> SHORT PROBLEM
An exact copy of the records is required, minus the pictures they hold.

'''

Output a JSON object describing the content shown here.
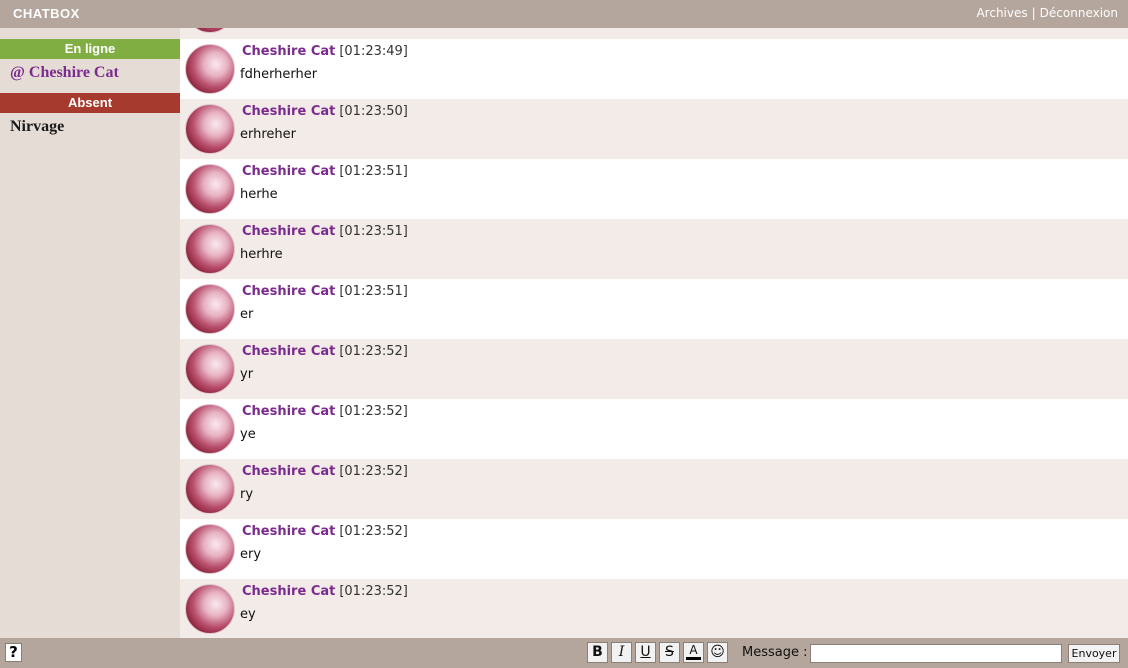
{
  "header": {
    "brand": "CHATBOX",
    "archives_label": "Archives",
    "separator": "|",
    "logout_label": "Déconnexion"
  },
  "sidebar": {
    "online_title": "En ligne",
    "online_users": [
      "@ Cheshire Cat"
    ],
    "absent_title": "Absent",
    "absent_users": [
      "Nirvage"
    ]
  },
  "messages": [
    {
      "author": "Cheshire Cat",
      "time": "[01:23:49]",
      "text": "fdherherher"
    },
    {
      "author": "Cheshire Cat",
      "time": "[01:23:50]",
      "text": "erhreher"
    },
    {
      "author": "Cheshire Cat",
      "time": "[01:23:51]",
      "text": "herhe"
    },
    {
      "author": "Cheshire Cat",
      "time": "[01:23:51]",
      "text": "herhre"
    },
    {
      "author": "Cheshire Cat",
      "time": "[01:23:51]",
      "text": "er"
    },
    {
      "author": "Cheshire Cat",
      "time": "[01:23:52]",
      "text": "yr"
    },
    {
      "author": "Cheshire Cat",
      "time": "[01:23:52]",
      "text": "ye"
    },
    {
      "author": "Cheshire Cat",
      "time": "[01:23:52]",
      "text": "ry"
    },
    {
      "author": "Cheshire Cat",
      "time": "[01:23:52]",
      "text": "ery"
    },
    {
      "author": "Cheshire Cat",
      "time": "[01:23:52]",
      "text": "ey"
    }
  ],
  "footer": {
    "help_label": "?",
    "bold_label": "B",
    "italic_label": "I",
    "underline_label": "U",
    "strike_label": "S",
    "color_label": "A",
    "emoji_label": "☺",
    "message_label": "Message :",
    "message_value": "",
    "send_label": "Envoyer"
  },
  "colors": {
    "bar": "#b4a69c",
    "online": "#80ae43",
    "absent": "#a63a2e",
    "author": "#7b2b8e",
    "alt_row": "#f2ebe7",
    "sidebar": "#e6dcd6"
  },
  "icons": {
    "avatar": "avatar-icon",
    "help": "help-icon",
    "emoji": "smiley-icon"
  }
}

'''

> FINISHED TASK
Output a JSON object describing the content shown here.
{
  "header": {
    "brand": "CHATBOX",
    "archives_label": "Archives",
    "separator": "|",
    "logout_label": "Déconnexion"
  },
  "sidebar": {
    "online_title": "En ligne",
    "online_users": [
      "@ Cheshire Cat"
    ],
    "absent_title": "Absent",
    "absent_users": [
      "Nirvage"
    ]
  },
  "messages": [
    {
      "author": "Cheshire Cat",
      "time": "[01:23:49]",
      "text": "fdherherher"
    },
    {
      "author": "Cheshire Cat",
      "time": "[01:23:50]",
      "text": "erhreher"
    },
    {
      "author": "Cheshire Cat",
      "time": "[01:23:51]",
      "text": "herhe"
    },
    {
      "author": "Cheshire Cat",
      "time": "[01:23:51]",
      "text": "herhre"
    },
    {
      "author": "Cheshire Cat",
      "time": "[01:23:51]",
      "text": "er"
    },
    {
      "author": "Cheshire Cat",
      "time": "[01:23:52]",
      "text": "yr"
    },
    {
      "author": "Cheshire Cat",
      "time": "[01:23:52]",
      "text": "ye"
    },
    {
      "author": "Cheshire Cat",
      "time": "[01:23:52]",
      "text": "ry"
    },
    {
      "author": "Cheshire Cat",
      "time": "[01:23:52]",
      "text": "ery"
    },
    {
      "author": "Cheshire Cat",
      "time": "[01:23:52]",
      "text": "ey"
    }
  ],
  "footer": {
    "help_label": "?",
    "bold_label": "B",
    "italic_label": "I",
    "underline_label": "U",
    "strike_label": "S",
    "color_label": "A",
    "emoji_label": "☺",
    "message_label": "Message :",
    "message_value": "",
    "send_label": "Envoyer"
  },
  "colors": {
    "bar": "#b4a69c",
    "online": "#80ae43",
    "absent": "#a63a2e",
    "author": "#7b2b8e",
    "alt_row": "#f2ebe7",
    "sidebar": "#e6dcd6"
  },
  "icons": {
    "avatar": "avatar-icon",
    "help": "help-icon",
    "emoji": "smiley-icon"
  }
}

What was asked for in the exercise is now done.